▸ **PROBLEM STATEMENT**
For the material that follows, list every line containing the word "Paul".

▸ **DATASET ROWS**

begin

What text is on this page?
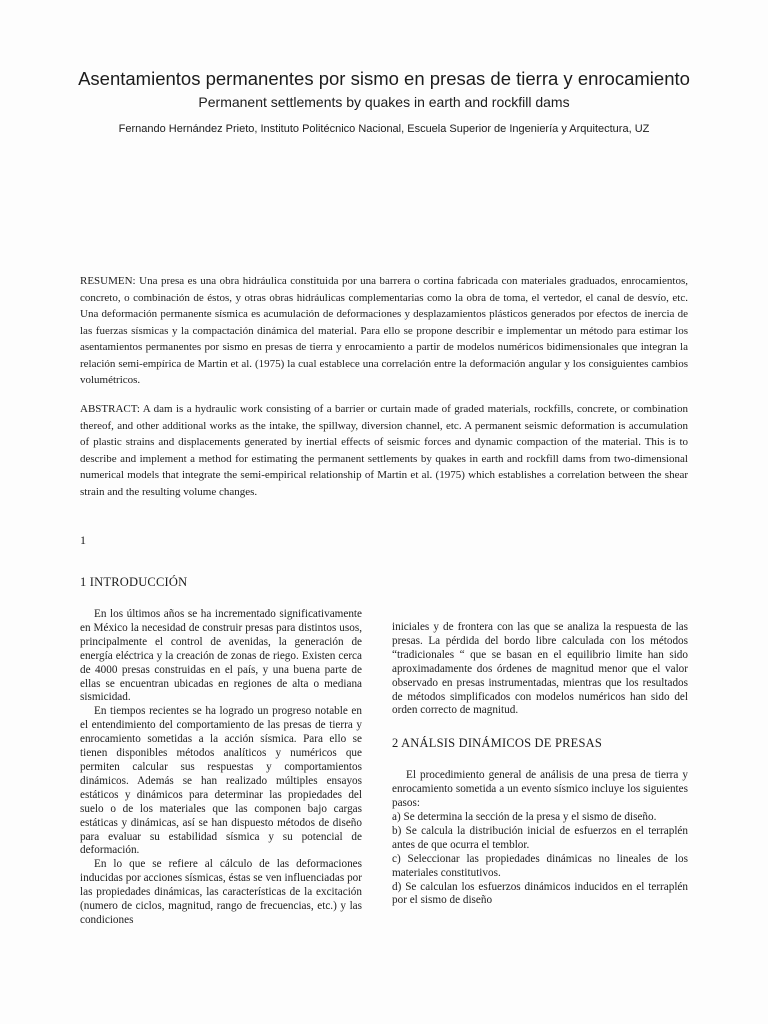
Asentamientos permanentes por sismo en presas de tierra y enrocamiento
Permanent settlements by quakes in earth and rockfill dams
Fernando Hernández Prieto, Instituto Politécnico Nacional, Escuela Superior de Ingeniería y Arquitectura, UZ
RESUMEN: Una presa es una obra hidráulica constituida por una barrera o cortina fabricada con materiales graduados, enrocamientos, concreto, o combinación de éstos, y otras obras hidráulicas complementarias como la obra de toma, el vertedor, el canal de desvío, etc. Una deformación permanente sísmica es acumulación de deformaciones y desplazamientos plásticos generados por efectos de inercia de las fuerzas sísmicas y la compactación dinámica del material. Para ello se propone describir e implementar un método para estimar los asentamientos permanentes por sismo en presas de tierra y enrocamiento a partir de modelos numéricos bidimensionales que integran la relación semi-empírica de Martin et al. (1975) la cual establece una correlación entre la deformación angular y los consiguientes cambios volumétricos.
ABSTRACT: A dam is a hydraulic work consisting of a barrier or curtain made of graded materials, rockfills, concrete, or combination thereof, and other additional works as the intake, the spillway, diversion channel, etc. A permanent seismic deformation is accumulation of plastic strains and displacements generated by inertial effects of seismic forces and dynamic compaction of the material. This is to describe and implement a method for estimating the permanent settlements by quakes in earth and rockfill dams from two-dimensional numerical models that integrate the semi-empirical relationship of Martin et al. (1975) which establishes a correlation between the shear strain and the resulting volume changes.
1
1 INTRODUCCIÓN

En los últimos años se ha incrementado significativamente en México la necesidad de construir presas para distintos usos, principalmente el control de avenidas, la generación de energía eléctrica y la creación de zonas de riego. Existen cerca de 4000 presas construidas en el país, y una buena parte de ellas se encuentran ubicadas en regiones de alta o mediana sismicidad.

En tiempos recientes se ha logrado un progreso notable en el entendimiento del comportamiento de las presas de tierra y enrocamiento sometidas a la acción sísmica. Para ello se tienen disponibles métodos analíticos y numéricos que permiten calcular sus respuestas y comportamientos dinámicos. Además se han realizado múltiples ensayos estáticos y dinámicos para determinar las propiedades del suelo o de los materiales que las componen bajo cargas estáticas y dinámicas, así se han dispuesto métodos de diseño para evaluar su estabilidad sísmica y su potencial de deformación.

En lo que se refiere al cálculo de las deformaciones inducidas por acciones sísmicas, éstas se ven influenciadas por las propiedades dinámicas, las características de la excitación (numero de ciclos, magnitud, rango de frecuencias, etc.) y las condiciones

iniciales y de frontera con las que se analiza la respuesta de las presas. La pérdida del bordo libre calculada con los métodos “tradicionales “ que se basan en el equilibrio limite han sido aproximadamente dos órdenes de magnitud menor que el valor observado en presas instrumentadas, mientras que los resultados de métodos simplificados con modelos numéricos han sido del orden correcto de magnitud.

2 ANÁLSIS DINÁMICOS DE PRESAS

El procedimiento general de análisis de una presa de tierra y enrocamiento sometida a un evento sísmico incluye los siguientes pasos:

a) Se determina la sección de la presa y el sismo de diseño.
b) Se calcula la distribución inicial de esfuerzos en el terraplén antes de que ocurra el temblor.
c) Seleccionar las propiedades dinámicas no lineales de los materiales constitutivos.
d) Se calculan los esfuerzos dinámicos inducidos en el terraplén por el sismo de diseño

end
begin

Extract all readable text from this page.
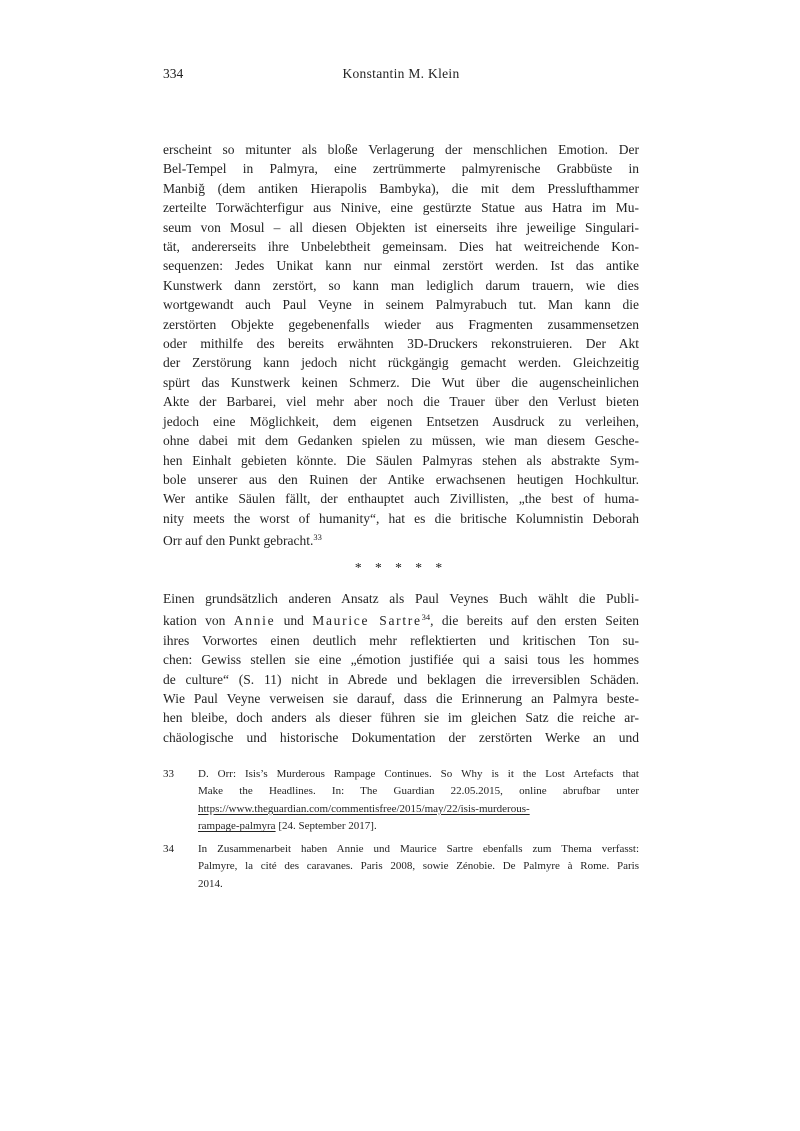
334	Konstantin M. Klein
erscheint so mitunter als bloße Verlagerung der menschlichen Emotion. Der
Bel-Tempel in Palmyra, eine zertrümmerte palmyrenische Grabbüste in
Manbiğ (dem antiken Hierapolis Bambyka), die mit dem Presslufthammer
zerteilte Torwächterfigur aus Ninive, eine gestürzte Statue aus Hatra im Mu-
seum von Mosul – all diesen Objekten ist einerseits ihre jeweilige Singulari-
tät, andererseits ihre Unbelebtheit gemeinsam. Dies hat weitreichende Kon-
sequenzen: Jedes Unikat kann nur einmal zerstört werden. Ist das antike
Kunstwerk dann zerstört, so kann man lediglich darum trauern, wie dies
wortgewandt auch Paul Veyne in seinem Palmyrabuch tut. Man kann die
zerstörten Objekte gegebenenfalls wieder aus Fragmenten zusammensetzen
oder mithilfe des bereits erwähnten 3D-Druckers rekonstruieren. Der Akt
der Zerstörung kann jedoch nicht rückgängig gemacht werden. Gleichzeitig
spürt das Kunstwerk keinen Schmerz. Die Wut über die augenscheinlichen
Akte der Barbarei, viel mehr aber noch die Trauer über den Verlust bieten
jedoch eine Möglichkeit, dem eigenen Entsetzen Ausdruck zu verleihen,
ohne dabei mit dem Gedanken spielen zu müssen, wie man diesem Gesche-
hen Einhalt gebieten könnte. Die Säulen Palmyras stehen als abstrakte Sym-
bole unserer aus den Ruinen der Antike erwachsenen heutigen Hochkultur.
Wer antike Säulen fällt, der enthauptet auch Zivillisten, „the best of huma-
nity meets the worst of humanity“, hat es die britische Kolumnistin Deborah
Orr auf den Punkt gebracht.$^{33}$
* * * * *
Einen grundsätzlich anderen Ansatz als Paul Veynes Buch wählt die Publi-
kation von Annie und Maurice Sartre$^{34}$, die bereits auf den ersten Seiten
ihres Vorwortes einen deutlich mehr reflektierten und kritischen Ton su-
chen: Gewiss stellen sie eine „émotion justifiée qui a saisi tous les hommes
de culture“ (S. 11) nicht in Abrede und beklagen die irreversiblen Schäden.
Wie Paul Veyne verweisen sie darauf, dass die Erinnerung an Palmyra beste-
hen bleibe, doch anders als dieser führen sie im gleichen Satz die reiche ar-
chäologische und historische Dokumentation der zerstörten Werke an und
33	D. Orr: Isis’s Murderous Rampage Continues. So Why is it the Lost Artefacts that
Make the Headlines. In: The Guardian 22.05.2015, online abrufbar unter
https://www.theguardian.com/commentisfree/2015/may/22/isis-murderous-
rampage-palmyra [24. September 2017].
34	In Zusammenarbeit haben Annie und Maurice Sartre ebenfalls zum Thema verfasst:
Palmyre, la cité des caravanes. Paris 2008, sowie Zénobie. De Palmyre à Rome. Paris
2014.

end

▸ **THE OUTPUT**
wortgewandt auch Paul Veyne in seinem Palmyrabuch tut. Man kann die
Einen grundsätzlich anderen Ansatz als Paul Veynes Buch wählt die Publi-
Wie Paul Veyne verweisen sie darauf, dass die Erinnerung an Palmyra beste-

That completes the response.